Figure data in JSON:
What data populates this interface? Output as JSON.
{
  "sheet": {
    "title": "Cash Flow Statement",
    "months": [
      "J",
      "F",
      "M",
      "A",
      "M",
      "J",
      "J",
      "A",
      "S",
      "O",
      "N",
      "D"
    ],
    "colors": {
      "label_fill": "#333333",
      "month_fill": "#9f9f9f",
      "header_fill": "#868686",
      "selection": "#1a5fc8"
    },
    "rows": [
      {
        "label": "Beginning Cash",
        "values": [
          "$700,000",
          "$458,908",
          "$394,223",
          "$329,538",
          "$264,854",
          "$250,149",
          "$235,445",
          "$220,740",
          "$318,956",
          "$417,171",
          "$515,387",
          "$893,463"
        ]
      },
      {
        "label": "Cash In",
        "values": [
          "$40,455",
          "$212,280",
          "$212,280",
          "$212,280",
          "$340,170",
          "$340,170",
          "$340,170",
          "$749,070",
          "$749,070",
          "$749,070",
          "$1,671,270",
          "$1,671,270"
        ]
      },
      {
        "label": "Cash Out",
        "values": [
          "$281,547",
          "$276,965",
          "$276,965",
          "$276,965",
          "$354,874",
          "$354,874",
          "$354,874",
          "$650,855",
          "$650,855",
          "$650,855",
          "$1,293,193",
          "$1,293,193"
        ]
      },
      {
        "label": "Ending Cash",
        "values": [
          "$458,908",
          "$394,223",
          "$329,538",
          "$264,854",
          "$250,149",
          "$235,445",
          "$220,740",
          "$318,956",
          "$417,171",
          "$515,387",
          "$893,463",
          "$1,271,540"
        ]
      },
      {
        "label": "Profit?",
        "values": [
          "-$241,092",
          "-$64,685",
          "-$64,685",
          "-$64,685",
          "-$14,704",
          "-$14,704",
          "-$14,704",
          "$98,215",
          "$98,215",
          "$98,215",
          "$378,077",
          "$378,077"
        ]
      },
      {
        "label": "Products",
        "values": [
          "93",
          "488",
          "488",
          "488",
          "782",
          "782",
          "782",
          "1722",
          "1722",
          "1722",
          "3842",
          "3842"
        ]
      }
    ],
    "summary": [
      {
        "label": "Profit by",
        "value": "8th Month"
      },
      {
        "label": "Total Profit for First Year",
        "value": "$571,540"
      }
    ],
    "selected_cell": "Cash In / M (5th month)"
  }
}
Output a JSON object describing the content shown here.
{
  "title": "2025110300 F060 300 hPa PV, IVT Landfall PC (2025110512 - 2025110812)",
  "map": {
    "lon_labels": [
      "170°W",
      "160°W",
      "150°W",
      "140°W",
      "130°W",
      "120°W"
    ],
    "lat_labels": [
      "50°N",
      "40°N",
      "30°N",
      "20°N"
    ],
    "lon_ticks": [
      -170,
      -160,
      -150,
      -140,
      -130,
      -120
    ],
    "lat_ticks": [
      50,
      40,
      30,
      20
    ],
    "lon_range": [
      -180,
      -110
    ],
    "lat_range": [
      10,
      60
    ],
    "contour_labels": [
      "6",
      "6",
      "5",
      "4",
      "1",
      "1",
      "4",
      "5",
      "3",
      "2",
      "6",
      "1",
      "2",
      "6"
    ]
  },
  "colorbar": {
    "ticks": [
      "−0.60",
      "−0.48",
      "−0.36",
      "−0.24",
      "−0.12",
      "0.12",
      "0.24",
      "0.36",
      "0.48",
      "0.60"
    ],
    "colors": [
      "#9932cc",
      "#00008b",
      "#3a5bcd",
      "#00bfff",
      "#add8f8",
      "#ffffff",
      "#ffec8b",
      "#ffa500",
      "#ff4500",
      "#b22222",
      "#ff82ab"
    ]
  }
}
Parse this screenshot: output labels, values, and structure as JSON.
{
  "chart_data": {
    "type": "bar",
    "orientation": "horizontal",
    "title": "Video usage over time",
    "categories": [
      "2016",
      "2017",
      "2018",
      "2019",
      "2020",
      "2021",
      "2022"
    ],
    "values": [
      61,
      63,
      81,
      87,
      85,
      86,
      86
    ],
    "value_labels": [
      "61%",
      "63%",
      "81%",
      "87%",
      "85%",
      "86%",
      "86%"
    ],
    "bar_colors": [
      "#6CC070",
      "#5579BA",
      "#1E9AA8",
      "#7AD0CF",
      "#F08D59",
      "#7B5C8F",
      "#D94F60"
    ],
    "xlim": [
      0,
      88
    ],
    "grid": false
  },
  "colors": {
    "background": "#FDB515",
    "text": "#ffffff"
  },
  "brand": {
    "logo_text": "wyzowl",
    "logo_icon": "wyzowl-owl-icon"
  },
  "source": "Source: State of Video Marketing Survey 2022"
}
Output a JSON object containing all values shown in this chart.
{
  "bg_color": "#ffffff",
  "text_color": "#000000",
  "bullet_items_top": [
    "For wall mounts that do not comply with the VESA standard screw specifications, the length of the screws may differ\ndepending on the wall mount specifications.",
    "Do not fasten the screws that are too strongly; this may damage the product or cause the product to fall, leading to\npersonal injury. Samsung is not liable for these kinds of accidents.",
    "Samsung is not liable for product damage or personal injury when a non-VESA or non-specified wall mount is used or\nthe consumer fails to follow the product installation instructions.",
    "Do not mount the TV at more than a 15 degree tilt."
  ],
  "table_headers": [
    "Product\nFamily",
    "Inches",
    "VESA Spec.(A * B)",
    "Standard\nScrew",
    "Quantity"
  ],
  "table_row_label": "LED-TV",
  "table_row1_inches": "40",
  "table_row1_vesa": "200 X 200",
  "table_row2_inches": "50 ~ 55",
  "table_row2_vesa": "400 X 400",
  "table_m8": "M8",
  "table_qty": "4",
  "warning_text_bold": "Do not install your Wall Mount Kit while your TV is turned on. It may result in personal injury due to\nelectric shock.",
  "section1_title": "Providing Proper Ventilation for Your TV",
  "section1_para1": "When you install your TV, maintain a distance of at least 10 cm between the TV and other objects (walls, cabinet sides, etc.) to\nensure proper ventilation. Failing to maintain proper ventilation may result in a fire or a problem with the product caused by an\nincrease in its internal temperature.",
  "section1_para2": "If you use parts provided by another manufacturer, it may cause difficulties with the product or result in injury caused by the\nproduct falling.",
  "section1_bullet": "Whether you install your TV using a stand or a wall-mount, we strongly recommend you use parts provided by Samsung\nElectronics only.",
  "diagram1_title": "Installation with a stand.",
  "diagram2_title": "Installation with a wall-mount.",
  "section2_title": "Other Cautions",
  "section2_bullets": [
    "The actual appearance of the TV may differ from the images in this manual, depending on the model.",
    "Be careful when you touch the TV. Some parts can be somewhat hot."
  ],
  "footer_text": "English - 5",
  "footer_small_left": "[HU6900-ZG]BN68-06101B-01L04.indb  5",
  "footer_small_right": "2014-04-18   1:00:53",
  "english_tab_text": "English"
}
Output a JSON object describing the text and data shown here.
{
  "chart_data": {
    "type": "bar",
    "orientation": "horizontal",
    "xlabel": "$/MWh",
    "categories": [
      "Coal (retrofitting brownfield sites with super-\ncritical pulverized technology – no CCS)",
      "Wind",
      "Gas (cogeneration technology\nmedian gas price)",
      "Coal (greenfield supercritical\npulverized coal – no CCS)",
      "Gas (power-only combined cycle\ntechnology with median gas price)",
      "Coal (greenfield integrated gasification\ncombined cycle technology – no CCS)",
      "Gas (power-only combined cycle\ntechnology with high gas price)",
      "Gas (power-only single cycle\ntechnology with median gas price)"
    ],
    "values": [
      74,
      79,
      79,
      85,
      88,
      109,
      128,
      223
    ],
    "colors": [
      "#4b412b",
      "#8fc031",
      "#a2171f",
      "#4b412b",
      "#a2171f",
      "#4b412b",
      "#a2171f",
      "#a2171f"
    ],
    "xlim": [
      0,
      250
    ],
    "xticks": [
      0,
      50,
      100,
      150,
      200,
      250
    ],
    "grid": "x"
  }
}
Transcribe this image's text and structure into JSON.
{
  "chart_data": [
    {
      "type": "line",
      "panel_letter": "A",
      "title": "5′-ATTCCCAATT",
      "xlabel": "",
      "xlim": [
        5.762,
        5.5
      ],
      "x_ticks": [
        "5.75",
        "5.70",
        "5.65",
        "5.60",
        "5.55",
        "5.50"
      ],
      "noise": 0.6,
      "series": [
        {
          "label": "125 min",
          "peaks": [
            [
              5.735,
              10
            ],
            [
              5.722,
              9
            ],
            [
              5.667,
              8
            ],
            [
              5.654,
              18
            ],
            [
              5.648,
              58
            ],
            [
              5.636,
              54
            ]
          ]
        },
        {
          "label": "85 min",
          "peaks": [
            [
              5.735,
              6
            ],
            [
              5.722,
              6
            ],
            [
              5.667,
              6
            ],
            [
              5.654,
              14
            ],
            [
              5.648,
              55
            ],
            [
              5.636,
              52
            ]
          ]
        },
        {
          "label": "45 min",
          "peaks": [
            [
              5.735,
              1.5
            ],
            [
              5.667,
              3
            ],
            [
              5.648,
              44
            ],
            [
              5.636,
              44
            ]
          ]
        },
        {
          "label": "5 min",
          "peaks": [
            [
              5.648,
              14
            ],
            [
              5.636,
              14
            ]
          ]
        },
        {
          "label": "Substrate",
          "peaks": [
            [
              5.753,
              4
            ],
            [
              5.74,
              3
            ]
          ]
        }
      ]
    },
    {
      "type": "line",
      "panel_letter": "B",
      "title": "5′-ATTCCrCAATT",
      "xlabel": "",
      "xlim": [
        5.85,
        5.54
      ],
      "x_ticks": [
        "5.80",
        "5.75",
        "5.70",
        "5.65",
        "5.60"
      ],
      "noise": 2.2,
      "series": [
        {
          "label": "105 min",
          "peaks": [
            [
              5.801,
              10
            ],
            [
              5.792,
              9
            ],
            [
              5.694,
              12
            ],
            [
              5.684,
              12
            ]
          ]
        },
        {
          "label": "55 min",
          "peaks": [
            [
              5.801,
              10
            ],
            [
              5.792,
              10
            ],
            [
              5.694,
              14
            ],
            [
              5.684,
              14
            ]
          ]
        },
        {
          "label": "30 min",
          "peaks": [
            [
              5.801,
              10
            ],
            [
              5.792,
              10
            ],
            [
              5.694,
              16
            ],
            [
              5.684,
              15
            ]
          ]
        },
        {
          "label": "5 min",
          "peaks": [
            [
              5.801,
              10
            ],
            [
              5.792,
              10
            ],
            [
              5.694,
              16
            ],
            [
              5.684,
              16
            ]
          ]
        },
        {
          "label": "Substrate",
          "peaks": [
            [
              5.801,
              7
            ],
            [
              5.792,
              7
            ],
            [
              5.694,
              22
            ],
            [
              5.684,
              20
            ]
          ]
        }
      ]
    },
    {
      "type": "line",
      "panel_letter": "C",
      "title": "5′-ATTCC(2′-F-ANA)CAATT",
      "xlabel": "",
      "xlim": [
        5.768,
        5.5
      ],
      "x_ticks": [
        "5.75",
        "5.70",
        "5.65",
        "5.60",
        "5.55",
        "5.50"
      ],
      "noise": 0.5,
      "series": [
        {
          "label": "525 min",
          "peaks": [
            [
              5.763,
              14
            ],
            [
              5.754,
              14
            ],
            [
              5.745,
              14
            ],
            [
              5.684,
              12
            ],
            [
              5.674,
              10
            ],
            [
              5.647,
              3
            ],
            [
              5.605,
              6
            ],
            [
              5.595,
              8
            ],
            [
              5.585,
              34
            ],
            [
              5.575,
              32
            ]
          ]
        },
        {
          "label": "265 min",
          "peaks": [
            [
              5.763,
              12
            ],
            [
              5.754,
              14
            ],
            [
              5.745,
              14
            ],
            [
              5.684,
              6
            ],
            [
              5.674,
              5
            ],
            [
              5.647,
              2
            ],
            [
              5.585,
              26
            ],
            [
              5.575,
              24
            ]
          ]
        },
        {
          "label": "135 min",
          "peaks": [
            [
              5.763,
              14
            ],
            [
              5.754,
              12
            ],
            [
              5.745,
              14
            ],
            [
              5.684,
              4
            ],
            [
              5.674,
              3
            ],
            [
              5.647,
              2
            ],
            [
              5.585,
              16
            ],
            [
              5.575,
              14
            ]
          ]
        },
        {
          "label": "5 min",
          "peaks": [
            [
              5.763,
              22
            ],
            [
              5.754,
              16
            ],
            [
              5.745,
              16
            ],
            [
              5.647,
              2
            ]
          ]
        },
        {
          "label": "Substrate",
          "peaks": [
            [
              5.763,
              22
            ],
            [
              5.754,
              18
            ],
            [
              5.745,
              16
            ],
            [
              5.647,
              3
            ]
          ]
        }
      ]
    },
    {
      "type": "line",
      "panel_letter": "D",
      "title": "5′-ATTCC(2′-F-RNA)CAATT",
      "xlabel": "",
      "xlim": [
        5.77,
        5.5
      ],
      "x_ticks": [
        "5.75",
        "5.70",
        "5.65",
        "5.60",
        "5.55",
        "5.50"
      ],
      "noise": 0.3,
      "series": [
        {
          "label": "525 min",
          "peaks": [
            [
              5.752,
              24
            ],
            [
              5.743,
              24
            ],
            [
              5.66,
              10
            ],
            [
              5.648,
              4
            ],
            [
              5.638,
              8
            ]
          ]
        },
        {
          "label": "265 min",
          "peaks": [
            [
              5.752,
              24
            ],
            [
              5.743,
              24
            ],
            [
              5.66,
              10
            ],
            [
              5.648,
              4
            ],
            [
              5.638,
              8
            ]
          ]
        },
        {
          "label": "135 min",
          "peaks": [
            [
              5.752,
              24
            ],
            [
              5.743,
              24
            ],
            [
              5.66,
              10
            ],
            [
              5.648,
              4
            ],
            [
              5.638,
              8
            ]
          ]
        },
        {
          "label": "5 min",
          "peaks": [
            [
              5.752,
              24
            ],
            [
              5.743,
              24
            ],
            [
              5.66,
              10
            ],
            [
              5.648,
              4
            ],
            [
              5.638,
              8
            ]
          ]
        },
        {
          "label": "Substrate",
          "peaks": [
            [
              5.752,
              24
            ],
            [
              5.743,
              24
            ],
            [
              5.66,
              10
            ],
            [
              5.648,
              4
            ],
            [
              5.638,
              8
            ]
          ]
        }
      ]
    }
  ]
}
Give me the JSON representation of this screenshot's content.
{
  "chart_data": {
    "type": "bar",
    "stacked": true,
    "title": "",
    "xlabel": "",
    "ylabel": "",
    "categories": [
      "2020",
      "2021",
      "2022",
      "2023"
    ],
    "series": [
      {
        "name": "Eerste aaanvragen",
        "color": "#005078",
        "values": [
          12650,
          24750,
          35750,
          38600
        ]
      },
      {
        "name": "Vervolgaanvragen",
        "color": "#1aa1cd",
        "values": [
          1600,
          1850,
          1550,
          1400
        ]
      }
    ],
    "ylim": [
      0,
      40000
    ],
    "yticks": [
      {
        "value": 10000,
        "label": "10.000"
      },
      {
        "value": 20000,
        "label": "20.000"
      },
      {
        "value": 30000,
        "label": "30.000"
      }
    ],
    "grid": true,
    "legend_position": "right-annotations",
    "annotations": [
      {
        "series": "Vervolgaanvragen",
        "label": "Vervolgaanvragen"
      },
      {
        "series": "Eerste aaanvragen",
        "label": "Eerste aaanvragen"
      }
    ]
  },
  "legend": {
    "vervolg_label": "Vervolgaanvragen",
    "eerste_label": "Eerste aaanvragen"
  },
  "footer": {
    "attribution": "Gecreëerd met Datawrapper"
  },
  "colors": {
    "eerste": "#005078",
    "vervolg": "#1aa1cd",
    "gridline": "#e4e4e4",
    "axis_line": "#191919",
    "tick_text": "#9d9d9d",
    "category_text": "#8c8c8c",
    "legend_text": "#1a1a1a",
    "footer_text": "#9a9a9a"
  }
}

:: Task goal ::
Tally the lines in the listing that hold "screenshot" and report the number alone.

:: Answer to the task ::
2